━━ Text block ━━

My brother, as I have said, always extracted the most exquisite pleasure from his own blunders. Here is an instance I remember very well.

Willie and I were producing at St Enda’s a farce called ‘The Skull,’ written by our nephew Alfred. Before the curtain rose I was near the stage in the big Study Hall dressed as a rough old countrywoman, my face very dirty and greatly changed with grease paint.

Pat came swinging along in his best Head Master style and stopped short when he saw the strange figure. Then he demanded with great indignation: ‘Who is this woman?’

I knew that my disguise was fairly good; but I never imagined that it could be as effective as it apparently was. Of course, the light was dim at the time, which helped my ‘make up.’ I was too amazed to speak, and Pat again inquired in still more truculent tones: ‘Who is this woman, and what does she want here?’

Willie, who was passing, dressed still more preposterously than I, found voice to say: ‘Why, it’s Mary Brigid!’

Pat uttered a sudden exclamation, something between a chuckle and a war whoop, and faded away from the hall. When he re-appeared he was exhausted and very red, and his eyes were moist. He had been seized with irresistible mirth, which had necessitated his strict seclusion for a time.


I remember a fine ‘howler’ which stands to his credit. He was proudly telling some visitor about the many glories of his beloved Hermitage. The conversation turned on the different forms of vegetation found there, wild flowers, and others. My brother had a good working knowledge of botany, but his knowledge or ordinary horticulture was vague and limited. With a magnificent gesture of his arm to indicate space, he remarked:

‘You see, all the grass at the Hermitage is pampas grass!’

The visitor appeared slightly stunned.

‘What—All?’ he stammered, quite shaken.

Evidently he was wondering how the boys could possibly play hurley in a field covered with tall canes, fully five feet high, each surmounted with enormous feather tufts.

‘Oh, certainly!’ my brother assured him, airily; ‘Even the playing fields. It’s all the finest pampas grass.’

The visitor became very thoughtful, reflecting, no doubt, on the amazing place that Pearse’s school must be!

My brother’s whole-hearted enjoyment over the affair, when I afterwards explained what pampas grass really is, passed the bounds of moderation. There were times, however, when no one could possibly know whether my brother was in jest or in earnest! His dry wit was quite baffling.

He would come and tell us, with a perfectly serious face: ‘I must make a dart for the capital at once’; or, ‘I must make a bee-line into the city instantly!’ Then he would quietly start to read, leaving us all nonplussed. Regularly he would gravely warn his mother that if the tea were not on the table at six, precisely, his whole career would be blasted. The fond and trustful lady used to bustle round and have tea to the second. Yet at eight o’clock he would be leisurely drinking stone-cold tea and calmly perusing some book. When reminded of the time, he would appear mildly surprised, and then remark in the most casual manner:

‘How annoying! I ought to have been delivering a lecture in the city at eight sharp!’

Then he would flash his mother a quizzical smile, and rush out like a whirlwind.

━━━
━━ Given data ━━

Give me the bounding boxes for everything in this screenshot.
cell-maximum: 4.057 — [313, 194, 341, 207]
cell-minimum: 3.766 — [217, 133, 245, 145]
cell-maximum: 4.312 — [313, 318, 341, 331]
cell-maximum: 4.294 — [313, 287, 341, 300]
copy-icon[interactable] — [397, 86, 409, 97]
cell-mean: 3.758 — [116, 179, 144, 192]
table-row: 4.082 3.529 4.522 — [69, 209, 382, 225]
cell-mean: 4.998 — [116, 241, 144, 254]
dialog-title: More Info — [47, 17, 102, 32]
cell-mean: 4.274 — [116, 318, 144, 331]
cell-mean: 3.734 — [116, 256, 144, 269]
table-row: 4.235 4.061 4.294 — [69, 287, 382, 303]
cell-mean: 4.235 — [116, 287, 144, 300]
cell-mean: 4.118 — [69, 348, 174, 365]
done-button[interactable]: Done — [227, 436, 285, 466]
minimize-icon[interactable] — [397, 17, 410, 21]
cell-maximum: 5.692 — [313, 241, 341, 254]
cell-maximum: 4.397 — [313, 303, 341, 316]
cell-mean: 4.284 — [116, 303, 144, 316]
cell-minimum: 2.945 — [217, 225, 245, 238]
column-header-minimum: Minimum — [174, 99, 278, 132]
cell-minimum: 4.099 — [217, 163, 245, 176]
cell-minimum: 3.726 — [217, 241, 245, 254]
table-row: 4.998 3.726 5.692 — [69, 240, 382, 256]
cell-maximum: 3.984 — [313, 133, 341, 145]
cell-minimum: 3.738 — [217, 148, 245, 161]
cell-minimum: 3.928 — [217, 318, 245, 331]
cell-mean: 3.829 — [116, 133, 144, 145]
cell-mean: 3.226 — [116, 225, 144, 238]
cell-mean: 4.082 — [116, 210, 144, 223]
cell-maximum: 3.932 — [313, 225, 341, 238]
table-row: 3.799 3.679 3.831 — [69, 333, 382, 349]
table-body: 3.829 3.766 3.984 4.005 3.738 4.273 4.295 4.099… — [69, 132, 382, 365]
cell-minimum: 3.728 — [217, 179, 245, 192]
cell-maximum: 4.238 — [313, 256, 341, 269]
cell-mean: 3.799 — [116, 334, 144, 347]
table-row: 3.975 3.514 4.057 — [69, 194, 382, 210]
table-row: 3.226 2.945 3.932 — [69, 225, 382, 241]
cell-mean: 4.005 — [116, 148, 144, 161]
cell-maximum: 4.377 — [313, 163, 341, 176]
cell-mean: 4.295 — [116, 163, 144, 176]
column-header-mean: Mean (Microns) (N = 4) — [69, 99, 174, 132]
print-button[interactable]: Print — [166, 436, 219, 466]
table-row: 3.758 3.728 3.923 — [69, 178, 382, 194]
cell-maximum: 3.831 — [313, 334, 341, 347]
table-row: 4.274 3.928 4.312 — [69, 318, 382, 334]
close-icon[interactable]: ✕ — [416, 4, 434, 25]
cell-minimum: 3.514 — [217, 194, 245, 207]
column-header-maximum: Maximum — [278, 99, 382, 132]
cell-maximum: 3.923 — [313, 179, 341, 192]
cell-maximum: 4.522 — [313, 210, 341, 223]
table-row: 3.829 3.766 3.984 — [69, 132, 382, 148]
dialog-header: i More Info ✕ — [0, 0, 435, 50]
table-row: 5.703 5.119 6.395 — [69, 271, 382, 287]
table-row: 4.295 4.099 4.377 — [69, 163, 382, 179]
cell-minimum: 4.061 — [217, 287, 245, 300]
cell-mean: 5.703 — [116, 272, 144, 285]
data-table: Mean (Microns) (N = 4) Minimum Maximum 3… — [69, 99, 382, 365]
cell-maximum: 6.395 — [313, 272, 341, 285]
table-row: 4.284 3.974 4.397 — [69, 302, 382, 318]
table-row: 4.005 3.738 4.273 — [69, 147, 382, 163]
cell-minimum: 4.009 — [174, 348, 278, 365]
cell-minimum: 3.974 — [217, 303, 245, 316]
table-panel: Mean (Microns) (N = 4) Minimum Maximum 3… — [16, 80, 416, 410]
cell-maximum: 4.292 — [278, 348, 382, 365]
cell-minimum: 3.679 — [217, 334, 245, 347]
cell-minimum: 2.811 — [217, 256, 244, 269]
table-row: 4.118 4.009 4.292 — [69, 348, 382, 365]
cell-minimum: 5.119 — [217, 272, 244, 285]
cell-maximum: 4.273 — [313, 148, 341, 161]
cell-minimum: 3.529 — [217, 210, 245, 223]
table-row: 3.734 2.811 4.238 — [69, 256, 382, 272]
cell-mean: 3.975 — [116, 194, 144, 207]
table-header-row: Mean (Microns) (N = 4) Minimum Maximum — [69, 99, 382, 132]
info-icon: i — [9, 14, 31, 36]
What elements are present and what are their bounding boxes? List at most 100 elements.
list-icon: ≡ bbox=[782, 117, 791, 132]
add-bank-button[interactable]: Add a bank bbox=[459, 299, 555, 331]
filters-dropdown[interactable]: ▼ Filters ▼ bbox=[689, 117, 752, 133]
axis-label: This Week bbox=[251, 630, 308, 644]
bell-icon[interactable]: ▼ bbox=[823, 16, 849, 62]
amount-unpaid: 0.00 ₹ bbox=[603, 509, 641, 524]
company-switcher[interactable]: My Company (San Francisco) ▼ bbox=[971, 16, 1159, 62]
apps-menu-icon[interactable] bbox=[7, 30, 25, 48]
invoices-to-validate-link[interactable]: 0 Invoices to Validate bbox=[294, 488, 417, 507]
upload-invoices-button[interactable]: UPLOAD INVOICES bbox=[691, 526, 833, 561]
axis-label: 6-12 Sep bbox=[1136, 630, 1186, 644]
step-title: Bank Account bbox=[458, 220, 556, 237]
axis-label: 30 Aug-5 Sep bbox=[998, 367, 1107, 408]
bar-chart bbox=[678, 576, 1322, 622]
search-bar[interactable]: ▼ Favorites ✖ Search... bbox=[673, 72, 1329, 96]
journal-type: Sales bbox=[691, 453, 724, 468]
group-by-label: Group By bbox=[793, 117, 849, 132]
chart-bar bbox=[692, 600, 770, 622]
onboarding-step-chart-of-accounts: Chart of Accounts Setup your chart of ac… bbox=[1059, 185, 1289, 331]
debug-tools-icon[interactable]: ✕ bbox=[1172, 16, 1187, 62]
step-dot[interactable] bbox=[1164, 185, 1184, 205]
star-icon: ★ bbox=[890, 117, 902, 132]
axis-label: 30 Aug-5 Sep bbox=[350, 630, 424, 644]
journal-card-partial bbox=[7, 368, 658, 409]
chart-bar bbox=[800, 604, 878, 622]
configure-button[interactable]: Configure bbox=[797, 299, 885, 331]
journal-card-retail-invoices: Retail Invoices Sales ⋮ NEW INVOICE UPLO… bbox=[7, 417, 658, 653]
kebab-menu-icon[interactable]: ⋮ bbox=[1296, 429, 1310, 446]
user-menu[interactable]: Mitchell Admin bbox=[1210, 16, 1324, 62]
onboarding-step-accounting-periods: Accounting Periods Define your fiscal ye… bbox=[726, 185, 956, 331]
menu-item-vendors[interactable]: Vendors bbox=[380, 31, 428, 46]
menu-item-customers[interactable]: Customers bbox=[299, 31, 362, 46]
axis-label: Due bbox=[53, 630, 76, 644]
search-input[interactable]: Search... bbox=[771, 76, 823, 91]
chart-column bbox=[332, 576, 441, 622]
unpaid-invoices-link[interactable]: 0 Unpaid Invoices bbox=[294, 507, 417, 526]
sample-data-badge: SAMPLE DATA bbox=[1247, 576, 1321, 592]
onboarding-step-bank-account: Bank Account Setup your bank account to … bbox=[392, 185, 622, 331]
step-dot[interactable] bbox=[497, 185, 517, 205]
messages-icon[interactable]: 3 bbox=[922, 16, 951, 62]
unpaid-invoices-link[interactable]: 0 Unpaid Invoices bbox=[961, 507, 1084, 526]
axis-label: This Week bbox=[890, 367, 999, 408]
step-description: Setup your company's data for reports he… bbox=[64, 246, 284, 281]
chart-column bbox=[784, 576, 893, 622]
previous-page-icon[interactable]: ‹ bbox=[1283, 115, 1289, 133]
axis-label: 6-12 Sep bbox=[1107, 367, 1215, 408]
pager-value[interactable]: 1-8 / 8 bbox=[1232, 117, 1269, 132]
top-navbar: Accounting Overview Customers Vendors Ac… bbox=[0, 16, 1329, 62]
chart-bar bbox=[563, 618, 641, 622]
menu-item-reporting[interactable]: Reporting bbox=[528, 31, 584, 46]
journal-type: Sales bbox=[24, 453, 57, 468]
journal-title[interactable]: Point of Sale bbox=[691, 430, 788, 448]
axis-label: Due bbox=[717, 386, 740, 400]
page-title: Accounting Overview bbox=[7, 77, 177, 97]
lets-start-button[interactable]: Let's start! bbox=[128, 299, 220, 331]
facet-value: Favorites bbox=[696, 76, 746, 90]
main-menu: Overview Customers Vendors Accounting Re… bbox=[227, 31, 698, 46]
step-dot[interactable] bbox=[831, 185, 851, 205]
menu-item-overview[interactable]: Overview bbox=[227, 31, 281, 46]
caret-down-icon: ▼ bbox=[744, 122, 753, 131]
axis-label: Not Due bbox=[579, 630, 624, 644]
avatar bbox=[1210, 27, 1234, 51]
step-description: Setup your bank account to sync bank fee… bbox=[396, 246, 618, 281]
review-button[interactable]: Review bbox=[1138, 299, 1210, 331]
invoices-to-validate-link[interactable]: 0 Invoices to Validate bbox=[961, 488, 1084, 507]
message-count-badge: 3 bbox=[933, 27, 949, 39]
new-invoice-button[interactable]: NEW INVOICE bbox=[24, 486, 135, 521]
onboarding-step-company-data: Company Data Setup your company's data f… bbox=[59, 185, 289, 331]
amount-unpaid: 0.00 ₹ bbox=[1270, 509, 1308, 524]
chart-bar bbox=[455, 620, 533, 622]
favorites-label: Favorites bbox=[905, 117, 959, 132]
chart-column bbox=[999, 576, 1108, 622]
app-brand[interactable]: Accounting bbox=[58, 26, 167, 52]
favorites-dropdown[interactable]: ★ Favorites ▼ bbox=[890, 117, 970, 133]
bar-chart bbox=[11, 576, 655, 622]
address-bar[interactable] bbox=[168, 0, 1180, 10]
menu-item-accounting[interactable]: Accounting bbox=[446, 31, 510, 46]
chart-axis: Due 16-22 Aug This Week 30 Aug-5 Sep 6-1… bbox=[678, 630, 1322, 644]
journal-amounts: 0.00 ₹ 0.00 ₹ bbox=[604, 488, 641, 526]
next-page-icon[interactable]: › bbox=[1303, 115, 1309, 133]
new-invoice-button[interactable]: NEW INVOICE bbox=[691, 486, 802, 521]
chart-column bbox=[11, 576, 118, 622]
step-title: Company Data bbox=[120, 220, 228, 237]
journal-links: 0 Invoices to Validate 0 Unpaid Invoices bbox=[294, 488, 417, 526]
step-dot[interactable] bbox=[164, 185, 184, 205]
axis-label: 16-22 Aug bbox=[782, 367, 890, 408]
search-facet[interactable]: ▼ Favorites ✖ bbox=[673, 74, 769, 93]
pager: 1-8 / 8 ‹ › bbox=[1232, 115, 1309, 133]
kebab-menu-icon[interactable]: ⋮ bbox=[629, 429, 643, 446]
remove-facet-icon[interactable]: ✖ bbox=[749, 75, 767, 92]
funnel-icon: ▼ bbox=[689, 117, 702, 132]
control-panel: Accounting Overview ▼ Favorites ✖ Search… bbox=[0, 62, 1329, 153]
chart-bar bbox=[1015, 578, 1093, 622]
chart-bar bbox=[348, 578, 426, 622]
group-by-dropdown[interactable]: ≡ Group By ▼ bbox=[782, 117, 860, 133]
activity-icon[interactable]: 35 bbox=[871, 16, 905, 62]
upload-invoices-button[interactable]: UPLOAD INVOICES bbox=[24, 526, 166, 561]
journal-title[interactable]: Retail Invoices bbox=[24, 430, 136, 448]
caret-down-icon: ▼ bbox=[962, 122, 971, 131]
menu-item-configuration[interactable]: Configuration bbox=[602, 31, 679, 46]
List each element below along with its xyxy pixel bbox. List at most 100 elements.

━━━
━━ Given data ━━

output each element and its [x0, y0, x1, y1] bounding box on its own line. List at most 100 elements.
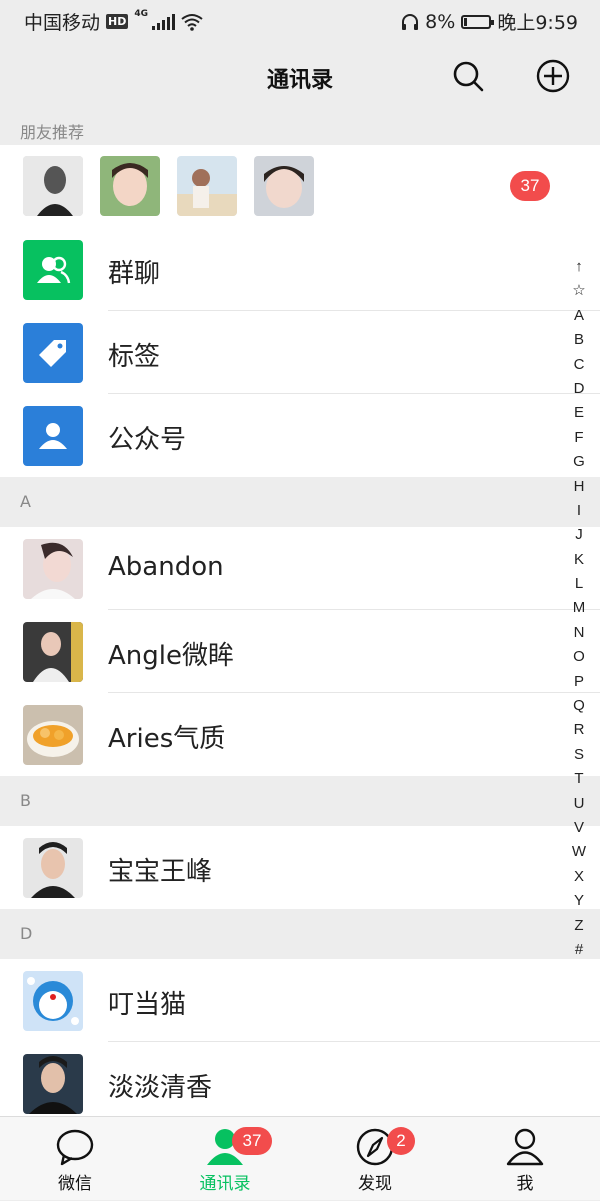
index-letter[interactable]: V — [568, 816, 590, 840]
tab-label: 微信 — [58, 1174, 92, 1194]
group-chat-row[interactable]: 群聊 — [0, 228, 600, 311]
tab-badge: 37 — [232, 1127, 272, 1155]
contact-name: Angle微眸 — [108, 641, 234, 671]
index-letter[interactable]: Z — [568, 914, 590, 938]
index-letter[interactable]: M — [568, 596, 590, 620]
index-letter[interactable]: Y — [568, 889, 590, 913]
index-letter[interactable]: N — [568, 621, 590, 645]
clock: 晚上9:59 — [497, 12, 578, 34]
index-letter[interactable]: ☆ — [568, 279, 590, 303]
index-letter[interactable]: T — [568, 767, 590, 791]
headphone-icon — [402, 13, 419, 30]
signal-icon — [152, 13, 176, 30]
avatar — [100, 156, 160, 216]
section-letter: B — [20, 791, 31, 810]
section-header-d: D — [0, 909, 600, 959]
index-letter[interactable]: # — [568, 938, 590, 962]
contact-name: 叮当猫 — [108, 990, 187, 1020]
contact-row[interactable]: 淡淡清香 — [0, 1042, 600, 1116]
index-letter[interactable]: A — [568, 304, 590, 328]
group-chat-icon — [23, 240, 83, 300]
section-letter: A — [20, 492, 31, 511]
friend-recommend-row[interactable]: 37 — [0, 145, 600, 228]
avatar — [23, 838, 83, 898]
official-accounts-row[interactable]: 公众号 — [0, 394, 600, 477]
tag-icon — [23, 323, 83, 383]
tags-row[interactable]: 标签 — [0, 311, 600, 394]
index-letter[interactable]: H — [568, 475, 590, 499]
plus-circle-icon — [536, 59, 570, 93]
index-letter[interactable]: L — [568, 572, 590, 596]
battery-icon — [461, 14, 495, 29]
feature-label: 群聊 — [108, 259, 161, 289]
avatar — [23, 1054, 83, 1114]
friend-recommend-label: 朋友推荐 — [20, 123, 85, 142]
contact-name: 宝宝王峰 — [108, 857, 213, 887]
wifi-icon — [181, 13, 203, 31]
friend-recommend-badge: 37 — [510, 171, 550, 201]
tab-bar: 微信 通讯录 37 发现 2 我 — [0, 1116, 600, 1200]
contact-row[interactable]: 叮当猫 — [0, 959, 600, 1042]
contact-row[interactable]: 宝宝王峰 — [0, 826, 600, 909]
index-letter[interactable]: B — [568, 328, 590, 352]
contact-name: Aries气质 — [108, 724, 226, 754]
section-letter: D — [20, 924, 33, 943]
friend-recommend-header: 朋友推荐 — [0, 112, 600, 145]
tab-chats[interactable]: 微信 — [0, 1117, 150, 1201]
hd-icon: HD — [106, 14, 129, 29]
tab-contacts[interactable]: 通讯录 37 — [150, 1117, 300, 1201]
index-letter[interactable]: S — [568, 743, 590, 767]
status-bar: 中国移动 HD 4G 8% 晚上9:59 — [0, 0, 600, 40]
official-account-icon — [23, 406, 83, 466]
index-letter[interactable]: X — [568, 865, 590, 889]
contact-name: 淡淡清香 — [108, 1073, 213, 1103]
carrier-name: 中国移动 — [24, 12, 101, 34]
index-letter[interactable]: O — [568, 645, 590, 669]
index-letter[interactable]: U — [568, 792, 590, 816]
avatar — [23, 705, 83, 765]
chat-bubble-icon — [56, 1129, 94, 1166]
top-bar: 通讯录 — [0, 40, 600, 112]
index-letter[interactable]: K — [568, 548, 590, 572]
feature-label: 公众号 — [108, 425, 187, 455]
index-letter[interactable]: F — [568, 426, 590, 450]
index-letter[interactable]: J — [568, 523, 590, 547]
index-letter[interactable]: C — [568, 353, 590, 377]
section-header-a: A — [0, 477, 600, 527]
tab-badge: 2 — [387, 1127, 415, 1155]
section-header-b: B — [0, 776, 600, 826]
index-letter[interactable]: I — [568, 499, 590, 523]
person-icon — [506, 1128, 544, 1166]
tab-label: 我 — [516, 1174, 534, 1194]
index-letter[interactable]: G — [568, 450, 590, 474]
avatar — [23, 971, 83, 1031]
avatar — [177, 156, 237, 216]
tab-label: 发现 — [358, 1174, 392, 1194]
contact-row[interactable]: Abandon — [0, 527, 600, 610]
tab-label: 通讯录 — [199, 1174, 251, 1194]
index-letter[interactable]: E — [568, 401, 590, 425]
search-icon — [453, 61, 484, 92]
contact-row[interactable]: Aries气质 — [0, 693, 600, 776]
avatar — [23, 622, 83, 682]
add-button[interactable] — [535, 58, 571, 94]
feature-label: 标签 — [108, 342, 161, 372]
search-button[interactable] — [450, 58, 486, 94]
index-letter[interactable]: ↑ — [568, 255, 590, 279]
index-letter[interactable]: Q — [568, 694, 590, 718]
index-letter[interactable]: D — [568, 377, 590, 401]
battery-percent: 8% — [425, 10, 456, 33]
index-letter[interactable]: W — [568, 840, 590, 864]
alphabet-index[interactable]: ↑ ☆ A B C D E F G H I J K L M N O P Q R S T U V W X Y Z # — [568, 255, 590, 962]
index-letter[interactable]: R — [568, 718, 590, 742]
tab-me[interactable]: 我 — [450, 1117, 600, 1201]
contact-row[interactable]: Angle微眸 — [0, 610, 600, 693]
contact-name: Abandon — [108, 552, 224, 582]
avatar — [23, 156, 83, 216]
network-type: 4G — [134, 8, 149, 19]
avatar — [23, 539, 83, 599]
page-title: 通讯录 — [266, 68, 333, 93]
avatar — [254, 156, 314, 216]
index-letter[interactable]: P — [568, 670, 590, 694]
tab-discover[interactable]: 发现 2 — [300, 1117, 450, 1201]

━━━

## Short task 1
Retype the passage about Pat between "The visitor appeared" and "enormous feather tufts.", inclusive.
## Short task 2
In the passage about Pat, who wrote the farce "The Skull"?
## Short task 3
Decide whether each statement agrees with the passage about Pat, and support each yes or no with the deciding words quoted from it.
(a) The light was dim when Pat failed to recognize the narrator in costume.
(b) Pat warned his mother that tea had to be on the table at seven.
(c) Pat had a good working knowledge of botany.

## Expected output 1
The visitor appeared slightly stunned.

‘What—All?’ he stammered, quite shaken.

Evidently he was wondering how the boys could possibly play hurley in a field covered with tall canes, fully five feet high, each surmounted with enormous feather tufts.

## Expected output 2
Alfred, the narrator's nephew.

## Expected output 3
(a) Yes: "Of course, the light was dim at the time, which helped my ‘make up.’"
(b) No: "if the tea were not on the table at six, precisely, his whole career would be blasted."
(c) Yes: "My brother had a good working knowledge of botany"